__Problem to solve__: Locate each line in the records containing "Kaiser". Copy it.

— Begin Records shown —

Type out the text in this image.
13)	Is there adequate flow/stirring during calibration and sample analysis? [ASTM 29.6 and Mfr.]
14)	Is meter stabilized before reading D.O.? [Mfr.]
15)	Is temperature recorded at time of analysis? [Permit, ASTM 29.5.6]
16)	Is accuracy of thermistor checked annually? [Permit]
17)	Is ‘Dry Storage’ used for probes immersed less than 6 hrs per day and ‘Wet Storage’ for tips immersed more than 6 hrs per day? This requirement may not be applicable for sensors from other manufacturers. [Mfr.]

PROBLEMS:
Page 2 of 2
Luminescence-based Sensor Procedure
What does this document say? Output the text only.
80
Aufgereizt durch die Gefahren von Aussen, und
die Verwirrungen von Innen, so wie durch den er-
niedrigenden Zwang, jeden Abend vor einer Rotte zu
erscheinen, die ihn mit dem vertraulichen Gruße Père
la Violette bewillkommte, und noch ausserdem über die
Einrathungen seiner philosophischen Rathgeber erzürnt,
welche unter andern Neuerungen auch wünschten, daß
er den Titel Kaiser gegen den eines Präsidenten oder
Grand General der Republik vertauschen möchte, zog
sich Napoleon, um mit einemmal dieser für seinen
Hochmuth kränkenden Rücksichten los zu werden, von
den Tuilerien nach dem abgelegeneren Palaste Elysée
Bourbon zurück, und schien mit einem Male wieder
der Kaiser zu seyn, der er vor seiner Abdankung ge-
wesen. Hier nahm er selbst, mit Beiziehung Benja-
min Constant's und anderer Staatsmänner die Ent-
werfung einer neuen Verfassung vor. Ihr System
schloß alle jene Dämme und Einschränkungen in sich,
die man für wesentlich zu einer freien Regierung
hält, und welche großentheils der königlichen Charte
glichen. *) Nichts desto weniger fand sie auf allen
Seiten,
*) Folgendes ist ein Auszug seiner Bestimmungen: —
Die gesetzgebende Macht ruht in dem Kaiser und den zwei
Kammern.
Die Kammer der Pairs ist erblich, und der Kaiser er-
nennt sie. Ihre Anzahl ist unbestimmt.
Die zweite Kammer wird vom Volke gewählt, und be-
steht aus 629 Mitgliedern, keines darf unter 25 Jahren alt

— End Records shown —

__Solution__:
er den Titel Kaiser gegen den eines Präsidenten oder
der Kaiser zu seyn, der er vor seiner Abdankung ge-
Die gesetzgebende Macht ruht in dem Kaiser und den zwei
Die Kammer der Pairs ist erblich, und der Kaiser er-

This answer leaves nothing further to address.